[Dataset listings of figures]
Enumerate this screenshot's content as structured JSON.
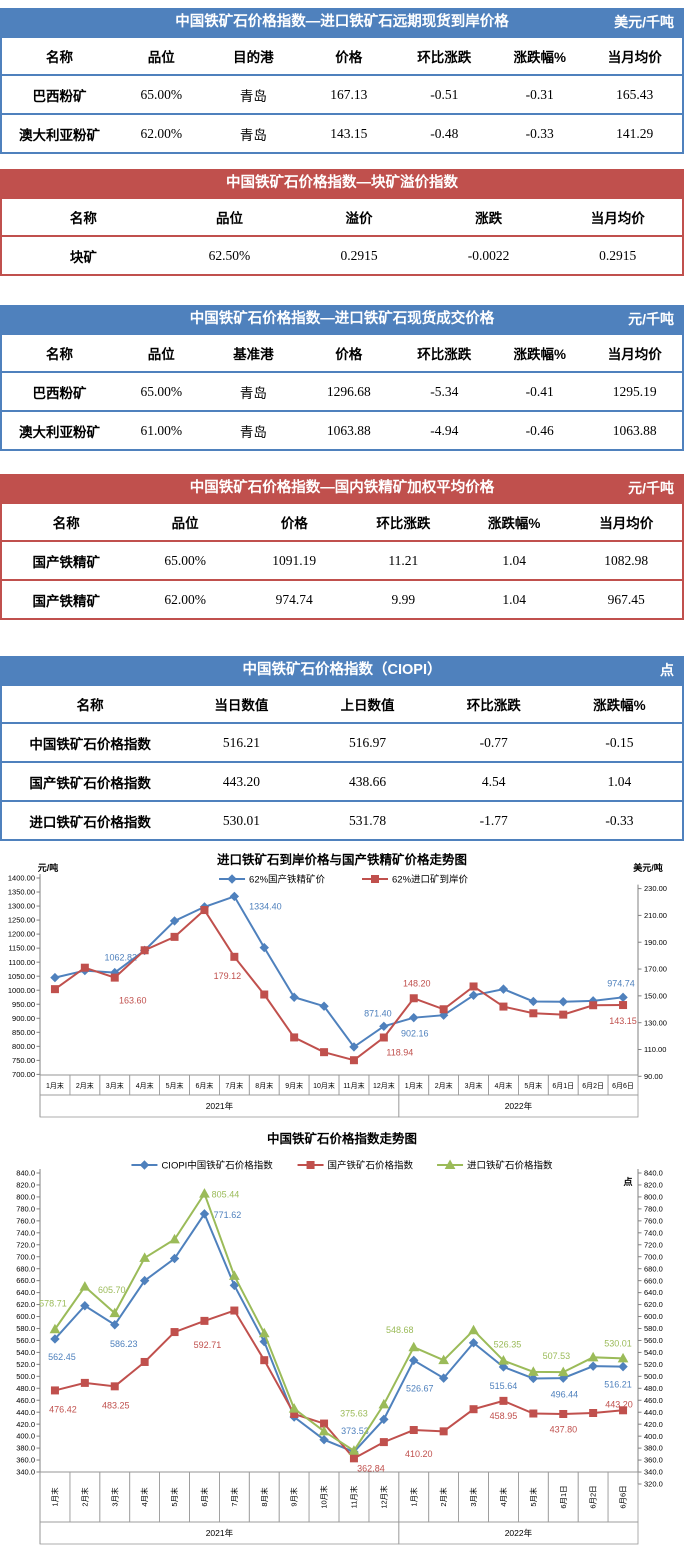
{
  "tables": [
    {
      "id": "import-forward-spot",
      "theme": "blue",
      "title": "中国铁矿石价格指数—进口铁矿石远期现货到岸价格",
      "unit": "美元/千吨",
      "headers": [
        "名称",
        "品位",
        "目的港",
        "价格",
        "环比涨跌",
        "涨跌幅%",
        "当月均价"
      ],
      "rows": [
        [
          "巴西粉矿",
          "65.00%",
          "青岛",
          "167.13",
          "-0.51",
          "-0.31",
          "165.43"
        ],
        [
          "澳大利亚粉矿",
          "62.00%",
          "青岛",
          "143.15",
          "-0.48",
          "-0.33",
          "141.29"
        ]
      ]
    },
    {
      "id": "lump-premium",
      "theme": "red",
      "title": "中国铁矿石价格指数—块矿溢价指数",
      "unit": "",
      "headers": [
        "名称",
        "品位",
        "溢价",
        "涨跌",
        "当月均价"
      ],
      "rows": [
        [
          "块矿",
          "62.50%",
          "0.2915",
          "-0.0022",
          "0.2915"
        ]
      ]
    },
    {
      "id": "import-spot-deal",
      "theme": "blue",
      "title": "中国铁矿石价格指数—进口铁矿石现货成交价格",
      "unit": "元/千吨",
      "headers": [
        "名称",
        "品位",
        "基准港",
        "价格",
        "环比涨跌",
        "涨跌幅%",
        "当月均价"
      ],
      "rows": [
        [
          "巴西粉矿",
          "65.00%",
          "青岛",
          "1296.68",
          "-5.34",
          "-0.41",
          "1295.19"
        ],
        [
          "澳大利亚粉矿",
          "61.00%",
          "青岛",
          "1063.88",
          "-4.94",
          "-0.46",
          "1063.88"
        ]
      ]
    },
    {
      "id": "domestic-concentrate",
      "theme": "red",
      "title": "中国铁矿石价格指数—国内铁精矿加权平均价格",
      "unit": "元/千吨",
      "headers": [
        "名称",
        "品位",
        "价格",
        "环比涨跌",
        "涨跌幅%",
        "当月均价"
      ],
      "rows": [
        [
          "国产铁精矿",
          "65.00%",
          "1091.19",
          "11.21",
          "1.04",
          "1082.98"
        ],
        [
          "国产铁精矿",
          "62.00%",
          "974.74",
          "9.99",
          "1.04",
          "967.45"
        ]
      ]
    },
    {
      "id": "ciopi",
      "theme": "blue",
      "title": "中国铁矿石价格指数（CIOPI）",
      "unit": "点",
      "headers": [
        "名称",
        "当日数值",
        "上日数值",
        "环比涨跌",
        "涨跌幅%"
      ],
      "rows": [
        [
          "中国铁矿石价格指数",
          "516.21",
          "516.97",
          "-0.77",
          "-0.15"
        ],
        [
          "国产铁矿石价格指数",
          "443.20",
          "438.66",
          "4.54",
          "1.04"
        ],
        [
          "进口铁矿石价格指数",
          "530.01",
          "531.78",
          "-1.77",
          "-0.33"
        ]
      ]
    }
  ],
  "chart_data": [
    {
      "id": "price-trend-chart",
      "type": "line",
      "title": "进口铁矿石到岸价格与国产铁精矿价格走势图",
      "left_axis": {
        "title": "元/吨",
        "min": 700,
        "max": 1400,
        "step": 50,
        "decimals": 2
      },
      "right_axis": {
        "title": "美元/吨",
        "min": 90,
        "max": 230,
        "step": 20,
        "decimals": 2
      },
      "categories": [
        "1月末",
        "2月末",
        "3月末",
        "4月末",
        "5月末",
        "6月末",
        "7月末",
        "8月末",
        "9月末",
        "10月末",
        "11月末",
        "12月末",
        "1月末",
        "2月末",
        "3月末",
        "4月末",
        "5月末",
        "6月1日",
        "6月2日",
        "6月6日"
      ],
      "year_groups": [
        {
          "label": "2021年",
          "span": 12
        },
        {
          "label": "2022年",
          "span": 8
        }
      ],
      "grid": "off",
      "legend_position": "top",
      "series": [
        {
          "name": "62%国产铁精矿价",
          "color": "#4f81bd",
          "marker": "diamond",
          "axis": "left",
          "values": [
            1045,
            1070,
            1062.82,
            1142,
            1247,
            1297,
            1334.4,
            1152,
            975,
            943,
            798,
            871.4,
            902.16,
            911,
            982,
            1004,
            960,
            959,
            962,
            974.74
          ],
          "labels": [
            {
              "i": 2,
              "text": "1062.82",
              "dx": 6,
              "dy": -15
            },
            {
              "i": 6,
              "text": "1334.40",
              "dx": 31,
              "dy": 10
            },
            {
              "i": 11,
              "text": "871.40",
              "dx": -6,
              "dy": -13
            },
            {
              "i": 12,
              "text": "902.16",
              "dx": 1,
              "dy": 16
            },
            {
              "i": 19,
              "text": "974.74",
              "dx": -2,
              "dy": -14
            }
          ]
        },
        {
          "name": "62%进口矿到岸价",
          "color": "#c0504d",
          "marker": "square",
          "axis": "right",
          "values": [
            155,
            171,
            163.6,
            184,
            194,
            214,
            179.12,
            151,
            119,
            108,
            102,
            118.94,
            148.2,
            140,
            157,
            142,
            137,
            136,
            143,
            143.15
          ],
          "labels": [
            {
              "i": 2,
              "text": "163.60",
              "dx": 18,
              "dy": 23
            },
            {
              "i": 6,
              "text": "179.12",
              "dx": -7,
              "dy": 19
            },
            {
              "i": 11,
              "text": "118.94",
              "dx": 16,
              "dy": 15
            },
            {
              "i": 12,
              "text": "148.20",
              "dx": 3,
              "dy": -15
            },
            {
              "i": 19,
              "text": "143.15",
              "dx": 0,
              "dy": 16
            }
          ]
        }
      ]
    },
    {
      "id": "index-trend-chart",
      "type": "line",
      "title": "中国铁矿石价格指数走势图",
      "left_axis": {
        "title": "",
        "min": 340,
        "max": 840,
        "step": 20,
        "decimals": 1
      },
      "right_axis": {
        "title": "点",
        "min": 320,
        "max": 840,
        "step": 20,
        "decimals": 1
      },
      "categories": [
        "1月末",
        "2月末",
        "3月末",
        "4月末",
        "5月末",
        "6月末",
        "7月末",
        "8月末",
        "9月末",
        "10月末",
        "11月末",
        "12月末",
        "1月末",
        "2月末",
        "3月末",
        "4月末",
        "5月末",
        "6月1日",
        "6月2日",
        "6月6日"
      ],
      "year_groups": [
        {
          "label": "2021年",
          "span": 12
        },
        {
          "label": "2022年",
          "span": 8
        }
      ],
      "grid": "off",
      "legend_position": "top",
      "series": [
        {
          "name": "CIOPI中国铁矿石价格指数",
          "color": "#4f81bd",
          "marker": "diamond",
          "axis": "left",
          "values": [
            562.45,
            618,
            586.23,
            660,
            697,
            771.62,
            652,
            558,
            432,
            394,
            373.53,
            428,
            526.67,
            497,
            556,
            515.64,
            496.44,
            497,
            516.97,
            516.21
          ],
          "labels": [
            {
              "i": 0,
              "text": "562.45",
              "dx": 7,
              "dy": 18
            },
            {
              "i": 2,
              "text": "586.23",
              "dx": 9,
              "dy": 19
            },
            {
              "i": 5,
              "text": "771.62",
              "dx": 23,
              "dy": 1
            },
            {
              "i": 10,
              "text": "373.53",
              "dx": 1,
              "dy": -21
            },
            {
              "i": 12,
              "text": "526.67",
              "dx": 6,
              "dy": 28
            },
            {
              "i": 15,
              "text": "515.64",
              "dx": 0,
              "dy": 19
            },
            {
              "i": 16,
              "text": "496.44",
              "dx": 31,
              "dy": 16
            },
            {
              "i": 19,
              "text": "516.21",
              "dx": -5,
              "dy": 18
            }
          ]
        },
        {
          "name": "国产铁矿石价格指数",
          "color": "#c0504d",
          "marker": "square",
          "axis": "left",
          "values": [
            476.42,
            489,
            483.25,
            524,
            574,
            592.71,
            610,
            527,
            437,
            421,
            362.84,
            390,
            410.2,
            408,
            445,
            458.95,
            437.8,
            437,
            438.66,
            443.2
          ],
          "labels": [
            {
              "i": 0,
              "text": "476.42",
              "dx": 8,
              "dy": 19
            },
            {
              "i": 2,
              "text": "483.25",
              "dx": 1,
              "dy": 19
            },
            {
              "i": 5,
              "text": "592.71",
              "dx": 3,
              "dy": 24
            },
            {
              "i": 10,
              "text": "362.84",
              "dx": 17,
              "dy": 10
            },
            {
              "i": 12,
              "text": "410.20",
              "dx": 5,
              "dy": 24
            },
            {
              "i": 15,
              "text": "458.95",
              "dx": 0,
              "dy": 15
            },
            {
              "i": 16,
              "text": "437.80",
              "dx": 30,
              "dy": 16
            },
            {
              "i": 19,
              "text": "443.20",
              "dx": -4,
              "dy": -6
            }
          ]
        },
        {
          "name": "进口铁矿石价格指数",
          "color": "#9bbb59",
          "marker": "triangle",
          "axis": "left",
          "values": [
            578.71,
            650,
            605.7,
            698,
            729,
            805.44,
            668,
            572,
            446,
            408,
            375.63,
            453,
            548.68,
            527,
            577,
            526.35,
            507.53,
            507,
            531.78,
            530.01
          ],
          "labels": [
            {
              "i": 0,
              "text": "578.71",
              "dx": -2,
              "dy": -26
            },
            {
              "i": 2,
              "text": "605.70",
              "dx": -3,
              "dy": -23
            },
            {
              "i": 5,
              "text": "805.44",
              "dx": 21,
              "dy": 1
            },
            {
              "i": 10,
              "text": "375.63",
              "dx": 0,
              "dy": -37
            },
            {
              "i": 12,
              "text": "548.68",
              "dx": -14,
              "dy": -17
            },
            {
              "i": 15,
              "text": "526.35",
              "dx": 4,
              "dy": -16
            },
            {
              "i": 16,
              "text": "507.53",
              "dx": 23,
              "dy": -16
            },
            {
              "i": 19,
              "text": "530.01",
              "dx": -5,
              "dy": -15
            }
          ]
        }
      ]
    }
  ]
}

Set problem:
Copy out every line of the listing that includes the string "name".

Complete output:
          "name": "62%国产铁精矿价",
          "name": "62%进口矿到岸价",
          "name": "CIOPI中国铁矿石价格指数",
          "name": "国产铁矿石价格指数",
          "name": "进口铁矿石价格指数",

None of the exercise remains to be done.